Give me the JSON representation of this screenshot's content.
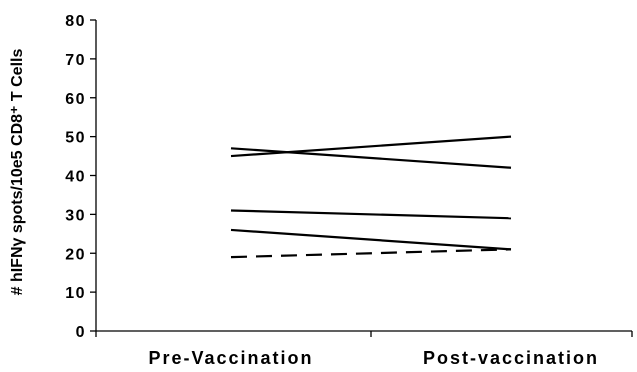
{
  "chart_data": {
    "type": "line",
    "categories": [
      "Pre-Vaccination",
      "Post-vaccination"
    ],
    "ylabel": "# hIFNγ spots/10e5 CD8⁺ T Cells",
    "ylim": [
      0,
      80
    ],
    "yticks": [
      0,
      10,
      20,
      30,
      40,
      50,
      60,
      70,
      80
    ],
    "grid": false,
    "legend": "none",
    "series": [
      {
        "values": [
          47,
          42
        ],
        "style": "solid"
      },
      {
        "values": [
          45,
          50
        ],
        "style": "solid"
      },
      {
        "values": [
          31,
          29
        ],
        "style": "solid"
      },
      {
        "values": [
          26,
          21
        ],
        "style": "solid"
      },
      {
        "values": [
          19,
          21
        ],
        "style": "dashed"
      }
    ]
  }
}
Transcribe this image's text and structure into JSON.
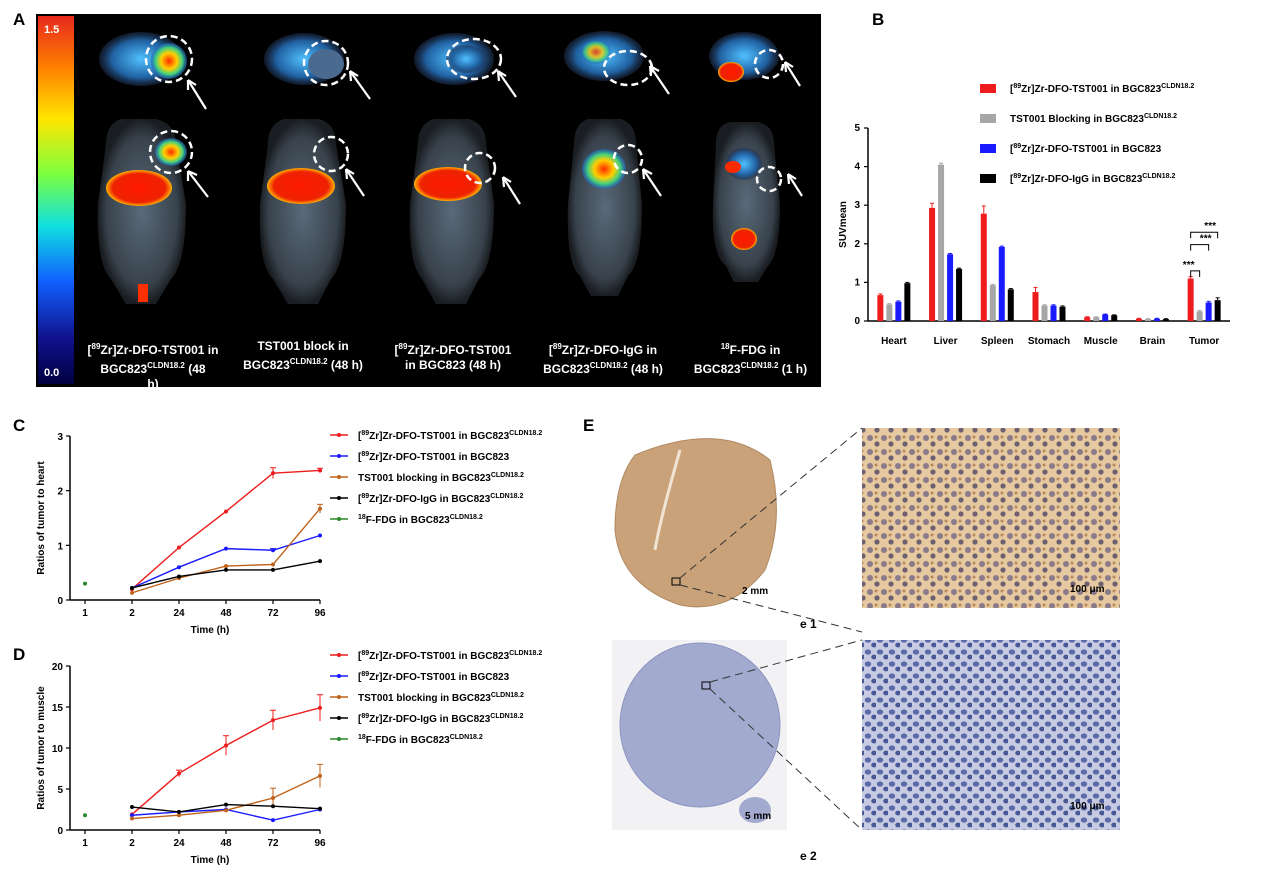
{
  "panel_labels": {
    "a": "A",
    "b": "B",
    "c": "C",
    "d": "D",
    "e": "E"
  },
  "panelA": {
    "colorbar_max": "1.5",
    "colorbar_min": "0.0",
    "captions": [
      {
        "pre": "[",
        "sup1": "89",
        "mid": "Zr]Zr-DFO-TST001 in",
        "line2": "BGC823",
        "sup2": "CLDN18.2",
        "tail": "  (48",
        "line3": "h)"
      },
      {
        "line1": "TST001 block in",
        "line2": "BGC823",
        "sup2": "CLDN18.2",
        "tail": "  (48 h)"
      },
      {
        "pre": "[",
        "sup1": "89",
        "mid": "Zr]Zr-DFO-TST001",
        "line2": " in  BGC823  (48 h)"
      },
      {
        "pre": "[",
        "sup1": "89",
        "mid": "Zr]Zr-DFO-IgG in",
        "line2": "BGC823",
        "sup2": "CLDN18.2",
        "tail": "  (48 h)"
      },
      {
        "sup1": "18",
        "mid": "F-FDG in",
        "line2": "BGC823",
        "sup2": "CLDN18.2",
        "tail": "  (1 h)"
      }
    ]
  },
  "legend_b": [
    {
      "pre": "[",
      "sup1": "89",
      "mid": "Zr]Zr-DFO-TST001 in BGC823",
      "sup2": "CLDN18.2",
      "color": "#ee1c1c"
    },
    {
      "pre": "",
      "sup1": "",
      "mid": "TST001 Blocking in BGC823",
      "sup2": "CLDN18.2",
      "color": "#a6a6a6"
    },
    {
      "pre": "[",
      "sup1": "89",
      "mid": "Zr]Zr-DFO-TST001 in BGC823",
      "sup2": "",
      "color": "#1a1aff"
    },
    {
      "pre": "[",
      "sup1": "89",
      "mid": "Zr]Zr-DFO-IgG in BGC823",
      "sup2": "CLDN18.2",
      "color": "#000000"
    }
  ],
  "legend_cd": [
    {
      "pre": "[",
      "sup1": "89",
      "mid": "Zr]Zr-DFO-TST001 in BGC823",
      "sup2": "CLDN18.2",
      "color": "#ee1c1c"
    },
    {
      "pre": "[",
      "sup1": "89",
      "mid": "Zr]Zr-DFO-TST001 in BGC823",
      "sup2": "",
      "color": "#1a1aff"
    },
    {
      "pre": "",
      "sup1": "",
      "mid": "TST001 blocking in BGC823",
      "sup2": "CLDN18.2",
      "color": "#c0621a"
    },
    {
      "pre": "[",
      "sup1": "89",
      "mid": "Zr]Zr-DFO-IgG in BGC823",
      "sup2": "CLDN18.2",
      "color": "#000000"
    },
    {
      "pre": "",
      "sup1": "18",
      "mid": "F-FDG in BGC823",
      "sup2": "CLDN18.2",
      "color": "#2a8a2a"
    }
  ],
  "chart_data": [
    {
      "id": "B",
      "type": "bar",
      "ylabel": "SUVmean",
      "ylim": [
        0,
        5
      ],
      "yticks": [
        "0",
        "1",
        "2",
        "3",
        "4",
        "5"
      ],
      "categories": [
        "Heart",
        "Liver",
        "Spleen",
        "Stomach",
        "Muscle",
        "Brain",
        "Tumor"
      ],
      "series": [
        {
          "color": "#ee1c1c",
          "values": [
            0.67,
            2.93,
            2.78,
            0.75,
            0.1,
            0.06,
            1.1
          ],
          "errors": [
            0.03,
            0.12,
            0.2,
            0.12,
            0.01,
            0.01,
            0.05
          ]
        },
        {
          "color": "#a6a6a6",
          "values": [
            0.43,
            4.05,
            0.93,
            0.4,
            0.1,
            0.05,
            0.25
          ],
          "errors": [
            0.02,
            0.04,
            0.02,
            0.02,
            0.01,
            0.01,
            0.02
          ]
        },
        {
          "color": "#1a1aff",
          "values": [
            0.5,
            1.73,
            1.92,
            0.4,
            0.17,
            0.06,
            0.48
          ],
          "errors": [
            0.02,
            0.02,
            0.02,
            0.02,
            0.01,
            0.01,
            0.03
          ]
        },
        {
          "color": "#000000",
          "values": [
            0.98,
            1.35,
            0.82,
            0.37,
            0.15,
            0.05,
            0.54
          ],
          "errors": [
            0.02,
            0.02,
            0.02,
            0.02,
            0.01,
            0.01,
            0.06
          ]
        }
      ],
      "significance": [
        "***",
        "***",
        "***"
      ]
    },
    {
      "id": "C",
      "type": "line",
      "ylabel": "Ratios of tumor to heart",
      "xlabel": "Time (h)",
      "x": [
        "1",
        "2",
        "24",
        "48",
        "72",
        "96"
      ],
      "ylim": [
        0,
        3
      ],
      "yticks": [
        "0",
        "1",
        "2",
        "3"
      ],
      "series": [
        {
          "color": "#ee1c1c",
          "values": [
            null,
            0.2,
            0.96,
            1.62,
            2.32,
            2.37
          ],
          "errors": [
            0,
            0,
            0,
            0,
            0.1,
            0.04
          ]
        },
        {
          "color": "#1a1aff",
          "values": [
            null,
            0.22,
            0.6,
            0.94,
            0.91,
            1.18
          ],
          "errors": [
            0,
            0,
            0,
            0,
            0.03,
            0
          ]
        },
        {
          "color": "#c0621a",
          "values": [
            null,
            0.13,
            0.4,
            0.62,
            0.65,
            1.67
          ],
          "errors": [
            0,
            0,
            0,
            0,
            0,
            0.08
          ]
        },
        {
          "color": "#000000",
          "values": [
            null,
            0.22,
            0.43,
            0.55,
            0.55,
            0.71
          ],
          "errors": [
            0,
            0,
            0,
            0,
            0,
            0
          ]
        },
        {
          "color": "#2a8a2a",
          "values": [
            0.3,
            null,
            null,
            null,
            null,
            null
          ],
          "errors": [
            0,
            0,
            0,
            0,
            0,
            0
          ]
        }
      ]
    },
    {
      "id": "D",
      "type": "line",
      "ylabel": "Ratios of tumor to muscle",
      "xlabel": "Time (h)",
      "x": [
        "1",
        "2",
        "24",
        "48",
        "72",
        "96"
      ],
      "ylim": [
        0,
        20
      ],
      "yticks": [
        "0",
        "5",
        "10",
        "15",
        "20"
      ],
      "series": [
        {
          "color": "#ee1c1c",
          "values": [
            null,
            1.9,
            6.9,
            10.3,
            13.4,
            14.9
          ],
          "errors": [
            0,
            0,
            0.4,
            1.2,
            1.2,
            1.6
          ]
        },
        {
          "color": "#1a1aff",
          "values": [
            null,
            1.8,
            2.2,
            2.5,
            1.2,
            2.5
          ],
          "errors": [
            0,
            0,
            0,
            0,
            0,
            0
          ]
        },
        {
          "color": "#c0621a",
          "values": [
            null,
            1.4,
            1.8,
            2.4,
            3.9,
            6.6
          ],
          "errors": [
            0,
            0,
            0,
            0,
            1.2,
            1.4
          ]
        },
        {
          "color": "#000000",
          "values": [
            null,
            2.8,
            2.2,
            3.1,
            2.9,
            2.6
          ],
          "errors": [
            0,
            0,
            0,
            0,
            0,
            0
          ]
        },
        {
          "color": "#2a8a2a",
          "values": [
            1.8,
            null,
            null,
            null,
            null,
            null
          ],
          "errors": [
            0,
            0,
            0,
            0,
            0,
            0
          ]
        }
      ]
    }
  ],
  "panelE": {
    "scale_top_overview": "2 mm",
    "scale_top_zoom": "100 μm",
    "scale_bottom_overview": "5 mm",
    "scale_bottom_zoom": "100 μm",
    "label_e1": "e 1",
    "label_e2": "e 2"
  }
}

──────────

▸ ABOUT THIS TASK: From the entries above, work out the number of lines containing the string "Ratios" and give that number by itself.

▸ OUTPUT FOR THIS TASK: 2